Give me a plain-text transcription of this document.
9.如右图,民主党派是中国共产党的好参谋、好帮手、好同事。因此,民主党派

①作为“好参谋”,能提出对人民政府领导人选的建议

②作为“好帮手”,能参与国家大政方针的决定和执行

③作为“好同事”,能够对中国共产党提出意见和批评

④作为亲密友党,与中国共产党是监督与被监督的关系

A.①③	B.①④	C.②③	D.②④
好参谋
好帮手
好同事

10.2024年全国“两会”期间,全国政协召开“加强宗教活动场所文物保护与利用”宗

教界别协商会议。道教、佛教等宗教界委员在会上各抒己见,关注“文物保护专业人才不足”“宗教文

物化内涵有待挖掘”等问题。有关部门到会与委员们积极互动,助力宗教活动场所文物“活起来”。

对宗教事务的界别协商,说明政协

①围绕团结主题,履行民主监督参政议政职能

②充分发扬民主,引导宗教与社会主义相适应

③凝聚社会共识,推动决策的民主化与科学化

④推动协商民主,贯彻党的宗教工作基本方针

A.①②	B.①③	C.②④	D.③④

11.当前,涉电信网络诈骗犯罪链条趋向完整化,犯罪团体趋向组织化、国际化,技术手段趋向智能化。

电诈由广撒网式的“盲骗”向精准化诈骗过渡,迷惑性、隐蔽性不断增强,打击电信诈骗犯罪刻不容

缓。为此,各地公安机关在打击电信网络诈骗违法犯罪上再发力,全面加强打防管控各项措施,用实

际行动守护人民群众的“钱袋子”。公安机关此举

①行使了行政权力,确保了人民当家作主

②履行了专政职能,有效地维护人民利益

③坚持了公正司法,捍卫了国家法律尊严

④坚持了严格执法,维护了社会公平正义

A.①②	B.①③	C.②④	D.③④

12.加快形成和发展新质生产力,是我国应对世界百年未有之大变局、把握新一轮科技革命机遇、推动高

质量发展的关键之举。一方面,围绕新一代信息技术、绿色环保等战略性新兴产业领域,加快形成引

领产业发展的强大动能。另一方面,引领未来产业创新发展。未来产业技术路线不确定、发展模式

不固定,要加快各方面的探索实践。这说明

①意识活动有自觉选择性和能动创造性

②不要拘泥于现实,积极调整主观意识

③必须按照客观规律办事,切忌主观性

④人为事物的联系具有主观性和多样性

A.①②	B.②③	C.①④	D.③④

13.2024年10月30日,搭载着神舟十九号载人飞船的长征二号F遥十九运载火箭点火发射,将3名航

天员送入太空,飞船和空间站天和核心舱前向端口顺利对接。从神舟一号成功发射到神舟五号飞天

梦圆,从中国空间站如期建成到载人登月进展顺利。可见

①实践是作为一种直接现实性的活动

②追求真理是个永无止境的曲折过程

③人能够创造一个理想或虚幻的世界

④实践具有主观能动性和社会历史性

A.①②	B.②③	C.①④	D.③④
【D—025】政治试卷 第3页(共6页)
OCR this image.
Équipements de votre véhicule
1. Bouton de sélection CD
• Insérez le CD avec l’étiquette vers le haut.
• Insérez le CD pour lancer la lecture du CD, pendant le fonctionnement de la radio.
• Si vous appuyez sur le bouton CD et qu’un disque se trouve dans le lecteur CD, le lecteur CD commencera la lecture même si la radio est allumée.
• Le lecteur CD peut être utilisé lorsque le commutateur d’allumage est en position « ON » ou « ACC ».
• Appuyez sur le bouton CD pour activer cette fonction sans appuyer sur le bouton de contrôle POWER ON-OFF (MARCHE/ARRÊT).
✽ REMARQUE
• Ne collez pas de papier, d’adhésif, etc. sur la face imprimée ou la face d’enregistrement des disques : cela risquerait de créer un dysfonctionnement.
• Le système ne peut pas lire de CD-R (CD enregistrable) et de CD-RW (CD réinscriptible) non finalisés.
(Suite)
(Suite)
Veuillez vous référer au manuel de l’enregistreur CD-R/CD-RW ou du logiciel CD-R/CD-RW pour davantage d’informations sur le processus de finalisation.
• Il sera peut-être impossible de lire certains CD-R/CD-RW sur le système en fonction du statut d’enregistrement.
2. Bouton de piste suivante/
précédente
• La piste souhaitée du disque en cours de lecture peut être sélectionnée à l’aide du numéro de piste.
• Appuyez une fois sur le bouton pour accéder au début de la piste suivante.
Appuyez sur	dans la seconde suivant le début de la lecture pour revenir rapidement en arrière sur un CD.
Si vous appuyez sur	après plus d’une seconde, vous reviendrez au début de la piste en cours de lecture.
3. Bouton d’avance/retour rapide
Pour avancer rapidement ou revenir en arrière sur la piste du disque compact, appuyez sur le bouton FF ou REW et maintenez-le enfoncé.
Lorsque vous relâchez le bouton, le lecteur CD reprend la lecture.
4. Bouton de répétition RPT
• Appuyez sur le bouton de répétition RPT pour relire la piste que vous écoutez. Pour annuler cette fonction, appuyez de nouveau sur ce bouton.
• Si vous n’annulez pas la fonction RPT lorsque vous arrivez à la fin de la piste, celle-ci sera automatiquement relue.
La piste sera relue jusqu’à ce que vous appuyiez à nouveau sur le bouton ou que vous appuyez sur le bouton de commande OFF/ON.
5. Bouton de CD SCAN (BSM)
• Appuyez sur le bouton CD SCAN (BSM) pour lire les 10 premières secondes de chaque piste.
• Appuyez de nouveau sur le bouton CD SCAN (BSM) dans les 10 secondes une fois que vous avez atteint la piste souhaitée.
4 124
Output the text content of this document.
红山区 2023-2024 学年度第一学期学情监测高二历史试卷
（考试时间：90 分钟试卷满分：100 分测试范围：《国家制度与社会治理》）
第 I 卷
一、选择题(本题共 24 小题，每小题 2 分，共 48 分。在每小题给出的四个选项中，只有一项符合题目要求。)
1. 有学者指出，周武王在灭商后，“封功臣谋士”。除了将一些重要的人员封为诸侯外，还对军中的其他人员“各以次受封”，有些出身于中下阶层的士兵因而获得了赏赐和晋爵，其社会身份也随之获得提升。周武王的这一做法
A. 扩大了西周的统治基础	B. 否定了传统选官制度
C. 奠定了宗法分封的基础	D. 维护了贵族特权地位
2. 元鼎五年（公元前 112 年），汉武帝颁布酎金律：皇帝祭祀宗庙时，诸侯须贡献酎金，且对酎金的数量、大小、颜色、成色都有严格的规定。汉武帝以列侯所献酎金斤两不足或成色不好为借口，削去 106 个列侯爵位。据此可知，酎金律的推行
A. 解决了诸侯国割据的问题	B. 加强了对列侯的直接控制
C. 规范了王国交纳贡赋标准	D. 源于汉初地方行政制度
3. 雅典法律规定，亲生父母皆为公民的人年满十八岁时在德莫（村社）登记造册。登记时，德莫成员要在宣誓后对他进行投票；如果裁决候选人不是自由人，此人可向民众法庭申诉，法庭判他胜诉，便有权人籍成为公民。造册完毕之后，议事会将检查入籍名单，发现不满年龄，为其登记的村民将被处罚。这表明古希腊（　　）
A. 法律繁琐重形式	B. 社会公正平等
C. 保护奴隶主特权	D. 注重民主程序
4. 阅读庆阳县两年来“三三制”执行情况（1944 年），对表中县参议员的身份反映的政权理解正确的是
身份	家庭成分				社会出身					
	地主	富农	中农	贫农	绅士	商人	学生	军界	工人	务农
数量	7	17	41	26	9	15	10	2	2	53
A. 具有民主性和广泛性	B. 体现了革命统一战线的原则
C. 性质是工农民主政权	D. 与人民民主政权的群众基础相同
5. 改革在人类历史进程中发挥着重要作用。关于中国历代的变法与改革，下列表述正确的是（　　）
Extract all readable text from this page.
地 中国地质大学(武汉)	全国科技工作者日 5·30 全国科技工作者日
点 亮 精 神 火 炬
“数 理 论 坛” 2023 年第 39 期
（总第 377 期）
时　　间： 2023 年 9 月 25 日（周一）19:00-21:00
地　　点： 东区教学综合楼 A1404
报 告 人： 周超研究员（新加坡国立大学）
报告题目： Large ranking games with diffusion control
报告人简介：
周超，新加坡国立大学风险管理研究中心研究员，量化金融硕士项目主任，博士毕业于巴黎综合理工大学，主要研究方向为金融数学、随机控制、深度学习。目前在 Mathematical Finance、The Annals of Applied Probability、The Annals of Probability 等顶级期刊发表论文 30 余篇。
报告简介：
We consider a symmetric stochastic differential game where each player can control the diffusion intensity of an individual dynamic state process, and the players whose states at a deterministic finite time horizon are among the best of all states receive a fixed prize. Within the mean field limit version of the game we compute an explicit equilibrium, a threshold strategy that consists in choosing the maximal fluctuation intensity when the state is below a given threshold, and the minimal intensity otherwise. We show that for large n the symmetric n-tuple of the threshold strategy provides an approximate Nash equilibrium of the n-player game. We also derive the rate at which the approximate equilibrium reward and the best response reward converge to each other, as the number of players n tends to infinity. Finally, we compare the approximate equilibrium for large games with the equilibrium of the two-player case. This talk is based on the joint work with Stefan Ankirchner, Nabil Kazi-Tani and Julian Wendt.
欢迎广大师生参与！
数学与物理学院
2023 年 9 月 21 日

What is asked >> Across the records, count the lines holding the string "revenir". Give the number and stop.

Solution to the exercise >> 2